*** Information Section Begins ***

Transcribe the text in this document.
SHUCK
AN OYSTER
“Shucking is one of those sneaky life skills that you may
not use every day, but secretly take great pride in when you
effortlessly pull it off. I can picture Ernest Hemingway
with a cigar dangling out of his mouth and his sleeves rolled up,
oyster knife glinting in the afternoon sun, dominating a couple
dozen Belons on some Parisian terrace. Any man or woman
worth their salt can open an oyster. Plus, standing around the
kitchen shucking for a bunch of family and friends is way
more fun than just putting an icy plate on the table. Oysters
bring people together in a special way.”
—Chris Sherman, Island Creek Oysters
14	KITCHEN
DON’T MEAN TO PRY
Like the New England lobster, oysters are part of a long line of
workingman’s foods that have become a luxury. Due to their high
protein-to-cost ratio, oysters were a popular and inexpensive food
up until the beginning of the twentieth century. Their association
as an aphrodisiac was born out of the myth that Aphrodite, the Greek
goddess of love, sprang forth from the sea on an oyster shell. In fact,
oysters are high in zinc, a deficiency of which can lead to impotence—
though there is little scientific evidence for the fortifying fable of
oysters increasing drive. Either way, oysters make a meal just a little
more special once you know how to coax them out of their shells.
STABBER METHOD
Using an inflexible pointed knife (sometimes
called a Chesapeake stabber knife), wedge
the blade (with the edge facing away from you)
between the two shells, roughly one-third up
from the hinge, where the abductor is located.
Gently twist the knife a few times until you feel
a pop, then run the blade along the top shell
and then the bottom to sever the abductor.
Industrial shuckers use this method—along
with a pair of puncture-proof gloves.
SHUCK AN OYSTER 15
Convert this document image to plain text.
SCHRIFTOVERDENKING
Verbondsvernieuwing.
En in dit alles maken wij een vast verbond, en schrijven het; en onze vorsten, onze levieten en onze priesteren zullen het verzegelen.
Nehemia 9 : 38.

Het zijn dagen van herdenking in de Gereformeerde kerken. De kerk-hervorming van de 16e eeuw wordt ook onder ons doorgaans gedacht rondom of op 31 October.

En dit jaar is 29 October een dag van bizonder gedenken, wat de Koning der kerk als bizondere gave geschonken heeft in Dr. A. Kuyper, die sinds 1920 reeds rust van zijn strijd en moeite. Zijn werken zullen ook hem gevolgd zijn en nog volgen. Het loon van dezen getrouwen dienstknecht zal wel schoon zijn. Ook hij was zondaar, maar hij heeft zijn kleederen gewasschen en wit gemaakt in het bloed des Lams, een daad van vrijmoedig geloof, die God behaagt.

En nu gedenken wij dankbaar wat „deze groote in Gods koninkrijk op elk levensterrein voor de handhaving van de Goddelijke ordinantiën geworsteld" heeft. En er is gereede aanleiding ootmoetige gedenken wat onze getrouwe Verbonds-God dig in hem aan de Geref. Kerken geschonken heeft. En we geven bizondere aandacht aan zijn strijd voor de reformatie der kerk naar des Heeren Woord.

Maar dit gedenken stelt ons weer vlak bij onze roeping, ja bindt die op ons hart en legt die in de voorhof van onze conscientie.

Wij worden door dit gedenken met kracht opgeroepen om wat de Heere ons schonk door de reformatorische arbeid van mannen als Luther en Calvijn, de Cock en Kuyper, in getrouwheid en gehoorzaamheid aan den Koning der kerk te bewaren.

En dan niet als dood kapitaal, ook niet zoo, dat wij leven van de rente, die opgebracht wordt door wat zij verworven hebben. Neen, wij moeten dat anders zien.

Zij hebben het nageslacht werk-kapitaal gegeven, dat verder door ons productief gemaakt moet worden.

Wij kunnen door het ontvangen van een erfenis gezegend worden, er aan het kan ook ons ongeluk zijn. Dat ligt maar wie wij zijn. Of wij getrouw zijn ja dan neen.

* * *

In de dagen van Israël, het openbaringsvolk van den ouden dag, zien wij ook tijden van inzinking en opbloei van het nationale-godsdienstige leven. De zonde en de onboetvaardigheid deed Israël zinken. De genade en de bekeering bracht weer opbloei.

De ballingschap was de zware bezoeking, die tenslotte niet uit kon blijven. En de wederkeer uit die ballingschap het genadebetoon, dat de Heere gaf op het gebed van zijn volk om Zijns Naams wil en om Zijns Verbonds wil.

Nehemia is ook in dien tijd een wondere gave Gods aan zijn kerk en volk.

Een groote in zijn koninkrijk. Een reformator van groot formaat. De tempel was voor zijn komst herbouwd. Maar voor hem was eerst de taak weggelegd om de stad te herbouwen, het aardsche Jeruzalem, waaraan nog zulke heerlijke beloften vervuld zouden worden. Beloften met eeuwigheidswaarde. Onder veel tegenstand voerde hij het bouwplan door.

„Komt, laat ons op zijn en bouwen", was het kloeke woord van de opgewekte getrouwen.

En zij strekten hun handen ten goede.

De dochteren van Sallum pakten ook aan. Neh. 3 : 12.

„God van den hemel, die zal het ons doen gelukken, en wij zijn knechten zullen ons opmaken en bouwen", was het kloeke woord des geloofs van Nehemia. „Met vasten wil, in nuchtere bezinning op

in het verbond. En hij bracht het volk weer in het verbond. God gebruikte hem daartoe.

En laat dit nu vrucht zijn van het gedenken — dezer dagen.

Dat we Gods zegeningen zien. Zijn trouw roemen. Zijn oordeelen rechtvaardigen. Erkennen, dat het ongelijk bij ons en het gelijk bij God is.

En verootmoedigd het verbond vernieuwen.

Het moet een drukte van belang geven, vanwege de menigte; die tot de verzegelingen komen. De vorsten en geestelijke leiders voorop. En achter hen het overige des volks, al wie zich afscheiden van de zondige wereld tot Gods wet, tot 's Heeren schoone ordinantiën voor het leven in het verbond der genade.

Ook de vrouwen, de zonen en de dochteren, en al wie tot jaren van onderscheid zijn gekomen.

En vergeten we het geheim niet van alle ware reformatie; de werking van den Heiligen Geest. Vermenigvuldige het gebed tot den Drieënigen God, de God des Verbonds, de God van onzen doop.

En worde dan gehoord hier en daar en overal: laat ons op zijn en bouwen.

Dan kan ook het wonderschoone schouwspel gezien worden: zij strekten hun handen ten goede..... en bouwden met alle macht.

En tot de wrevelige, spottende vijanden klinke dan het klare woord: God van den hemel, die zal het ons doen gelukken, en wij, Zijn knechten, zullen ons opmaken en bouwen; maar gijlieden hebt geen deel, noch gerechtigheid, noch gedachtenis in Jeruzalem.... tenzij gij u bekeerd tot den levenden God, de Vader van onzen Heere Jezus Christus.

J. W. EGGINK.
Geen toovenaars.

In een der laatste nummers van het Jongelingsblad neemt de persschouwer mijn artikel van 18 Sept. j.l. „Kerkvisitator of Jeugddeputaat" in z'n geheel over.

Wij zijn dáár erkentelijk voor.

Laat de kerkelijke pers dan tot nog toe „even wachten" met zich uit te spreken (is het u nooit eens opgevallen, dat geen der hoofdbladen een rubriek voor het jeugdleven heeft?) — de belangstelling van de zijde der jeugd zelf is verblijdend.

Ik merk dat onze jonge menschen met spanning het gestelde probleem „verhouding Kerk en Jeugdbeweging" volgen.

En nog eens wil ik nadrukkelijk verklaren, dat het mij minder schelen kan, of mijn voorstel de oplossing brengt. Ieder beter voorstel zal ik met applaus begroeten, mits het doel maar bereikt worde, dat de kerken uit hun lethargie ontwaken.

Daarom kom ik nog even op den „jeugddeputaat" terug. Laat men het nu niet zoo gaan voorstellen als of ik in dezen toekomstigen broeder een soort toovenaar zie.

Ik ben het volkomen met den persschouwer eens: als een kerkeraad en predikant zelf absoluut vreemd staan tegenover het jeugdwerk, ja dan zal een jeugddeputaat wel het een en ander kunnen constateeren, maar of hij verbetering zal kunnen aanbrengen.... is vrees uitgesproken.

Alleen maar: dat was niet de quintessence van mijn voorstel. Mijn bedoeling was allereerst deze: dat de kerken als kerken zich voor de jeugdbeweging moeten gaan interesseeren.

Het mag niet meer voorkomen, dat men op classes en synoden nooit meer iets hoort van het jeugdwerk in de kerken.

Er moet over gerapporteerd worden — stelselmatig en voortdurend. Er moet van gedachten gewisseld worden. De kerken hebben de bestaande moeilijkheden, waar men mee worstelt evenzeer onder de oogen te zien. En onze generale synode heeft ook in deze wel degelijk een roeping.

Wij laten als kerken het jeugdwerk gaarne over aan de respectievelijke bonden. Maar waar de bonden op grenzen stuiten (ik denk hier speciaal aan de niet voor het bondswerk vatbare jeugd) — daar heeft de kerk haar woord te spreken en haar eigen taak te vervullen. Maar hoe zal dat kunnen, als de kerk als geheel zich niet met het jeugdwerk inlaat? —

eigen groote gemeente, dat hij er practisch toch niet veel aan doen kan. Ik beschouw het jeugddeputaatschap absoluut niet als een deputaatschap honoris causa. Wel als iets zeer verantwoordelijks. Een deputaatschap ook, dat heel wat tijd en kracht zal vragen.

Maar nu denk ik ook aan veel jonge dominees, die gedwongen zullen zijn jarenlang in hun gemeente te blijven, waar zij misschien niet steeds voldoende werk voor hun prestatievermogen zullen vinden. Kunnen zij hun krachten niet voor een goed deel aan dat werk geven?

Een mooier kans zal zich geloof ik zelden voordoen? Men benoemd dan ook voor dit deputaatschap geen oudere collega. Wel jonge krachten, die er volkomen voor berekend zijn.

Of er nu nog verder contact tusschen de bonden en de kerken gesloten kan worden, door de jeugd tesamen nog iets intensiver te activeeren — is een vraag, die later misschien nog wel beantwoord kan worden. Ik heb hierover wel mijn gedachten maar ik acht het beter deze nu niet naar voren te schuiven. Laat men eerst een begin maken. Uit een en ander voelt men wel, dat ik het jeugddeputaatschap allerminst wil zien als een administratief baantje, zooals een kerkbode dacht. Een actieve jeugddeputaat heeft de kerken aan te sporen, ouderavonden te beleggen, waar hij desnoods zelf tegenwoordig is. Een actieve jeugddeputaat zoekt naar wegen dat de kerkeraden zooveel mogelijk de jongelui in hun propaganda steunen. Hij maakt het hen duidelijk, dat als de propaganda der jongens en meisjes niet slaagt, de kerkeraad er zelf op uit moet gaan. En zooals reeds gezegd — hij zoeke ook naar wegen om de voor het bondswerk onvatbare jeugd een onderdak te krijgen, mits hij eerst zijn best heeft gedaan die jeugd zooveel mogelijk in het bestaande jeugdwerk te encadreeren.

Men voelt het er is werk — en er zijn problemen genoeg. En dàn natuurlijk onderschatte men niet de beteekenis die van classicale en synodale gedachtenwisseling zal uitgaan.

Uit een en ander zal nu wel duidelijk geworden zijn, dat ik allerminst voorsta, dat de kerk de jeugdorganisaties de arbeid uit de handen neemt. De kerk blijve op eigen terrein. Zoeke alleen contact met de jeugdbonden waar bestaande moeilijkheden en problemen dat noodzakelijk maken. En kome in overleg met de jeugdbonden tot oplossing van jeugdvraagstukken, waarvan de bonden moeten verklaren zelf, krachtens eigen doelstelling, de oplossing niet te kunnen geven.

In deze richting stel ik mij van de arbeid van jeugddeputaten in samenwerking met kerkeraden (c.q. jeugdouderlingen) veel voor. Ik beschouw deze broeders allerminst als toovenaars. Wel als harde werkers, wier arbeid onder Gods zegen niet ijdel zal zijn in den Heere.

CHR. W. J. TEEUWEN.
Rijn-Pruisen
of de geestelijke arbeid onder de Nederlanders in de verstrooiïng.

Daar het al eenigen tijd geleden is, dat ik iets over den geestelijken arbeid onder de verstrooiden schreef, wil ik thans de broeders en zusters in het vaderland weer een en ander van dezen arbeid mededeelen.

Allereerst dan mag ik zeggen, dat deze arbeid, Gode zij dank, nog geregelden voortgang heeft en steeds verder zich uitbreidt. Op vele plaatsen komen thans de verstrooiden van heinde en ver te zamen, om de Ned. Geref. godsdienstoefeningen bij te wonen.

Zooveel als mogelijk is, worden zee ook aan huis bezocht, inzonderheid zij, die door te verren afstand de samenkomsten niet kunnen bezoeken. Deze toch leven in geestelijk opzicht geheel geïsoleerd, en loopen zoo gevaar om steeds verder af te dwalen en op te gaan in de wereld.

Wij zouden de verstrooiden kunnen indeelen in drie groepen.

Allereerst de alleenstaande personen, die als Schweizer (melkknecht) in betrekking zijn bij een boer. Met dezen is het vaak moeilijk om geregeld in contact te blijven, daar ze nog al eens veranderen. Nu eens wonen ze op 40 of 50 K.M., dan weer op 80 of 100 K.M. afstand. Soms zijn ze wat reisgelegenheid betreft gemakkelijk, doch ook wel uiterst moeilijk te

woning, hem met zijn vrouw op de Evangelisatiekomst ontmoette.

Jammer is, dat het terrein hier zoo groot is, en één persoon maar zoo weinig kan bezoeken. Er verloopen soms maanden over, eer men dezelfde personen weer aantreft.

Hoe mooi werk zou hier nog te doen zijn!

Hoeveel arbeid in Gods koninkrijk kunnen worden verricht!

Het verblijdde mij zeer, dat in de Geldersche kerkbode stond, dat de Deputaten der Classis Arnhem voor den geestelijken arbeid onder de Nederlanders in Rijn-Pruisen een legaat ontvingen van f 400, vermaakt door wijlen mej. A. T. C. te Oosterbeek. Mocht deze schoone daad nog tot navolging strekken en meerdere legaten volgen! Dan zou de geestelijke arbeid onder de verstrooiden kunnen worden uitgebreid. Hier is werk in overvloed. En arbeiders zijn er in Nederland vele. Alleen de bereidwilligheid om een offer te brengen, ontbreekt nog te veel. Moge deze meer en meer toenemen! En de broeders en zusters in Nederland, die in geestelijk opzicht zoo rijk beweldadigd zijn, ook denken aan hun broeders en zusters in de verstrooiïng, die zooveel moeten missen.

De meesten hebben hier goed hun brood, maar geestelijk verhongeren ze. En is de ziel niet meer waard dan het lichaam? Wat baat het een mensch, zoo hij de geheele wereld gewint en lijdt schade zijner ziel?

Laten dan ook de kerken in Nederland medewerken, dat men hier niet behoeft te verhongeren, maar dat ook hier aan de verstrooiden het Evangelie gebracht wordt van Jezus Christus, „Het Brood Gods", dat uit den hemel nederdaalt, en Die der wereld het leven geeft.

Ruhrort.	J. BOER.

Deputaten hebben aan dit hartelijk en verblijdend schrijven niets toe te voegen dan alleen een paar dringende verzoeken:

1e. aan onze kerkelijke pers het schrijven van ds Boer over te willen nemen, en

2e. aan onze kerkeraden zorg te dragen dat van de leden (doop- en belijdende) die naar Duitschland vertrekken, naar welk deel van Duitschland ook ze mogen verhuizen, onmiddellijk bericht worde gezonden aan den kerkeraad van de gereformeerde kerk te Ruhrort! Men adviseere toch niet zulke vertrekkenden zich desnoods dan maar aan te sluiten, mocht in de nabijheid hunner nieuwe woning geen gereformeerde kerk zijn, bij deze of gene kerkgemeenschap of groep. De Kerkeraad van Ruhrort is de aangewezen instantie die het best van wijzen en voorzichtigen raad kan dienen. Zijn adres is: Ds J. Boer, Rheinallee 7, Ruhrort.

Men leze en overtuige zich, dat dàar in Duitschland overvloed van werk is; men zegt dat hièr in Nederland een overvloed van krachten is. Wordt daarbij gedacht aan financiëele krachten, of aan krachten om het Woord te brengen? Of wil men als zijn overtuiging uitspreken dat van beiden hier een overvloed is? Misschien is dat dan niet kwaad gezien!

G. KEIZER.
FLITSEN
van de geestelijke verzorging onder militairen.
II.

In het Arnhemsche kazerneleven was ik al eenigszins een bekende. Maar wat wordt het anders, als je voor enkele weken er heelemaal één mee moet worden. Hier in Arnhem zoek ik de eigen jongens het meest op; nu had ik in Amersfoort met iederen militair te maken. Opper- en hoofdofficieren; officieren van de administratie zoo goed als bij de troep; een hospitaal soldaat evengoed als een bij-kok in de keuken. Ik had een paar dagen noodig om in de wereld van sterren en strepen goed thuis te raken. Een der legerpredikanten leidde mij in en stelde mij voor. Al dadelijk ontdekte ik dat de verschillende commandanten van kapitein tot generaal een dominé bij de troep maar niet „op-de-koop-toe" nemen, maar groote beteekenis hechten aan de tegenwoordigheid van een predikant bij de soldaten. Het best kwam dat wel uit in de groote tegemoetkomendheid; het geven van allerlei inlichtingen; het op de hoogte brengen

*** Information Section Ends ***

What needs to be done: Go through the listing above. Show each line where the word "from" is found.

Exercise response:
goddess of love, sprang forth from the sea on an oyster shell. In fact,
the blade (with the edge facing away from you)
from the hinge, where the abductor is located.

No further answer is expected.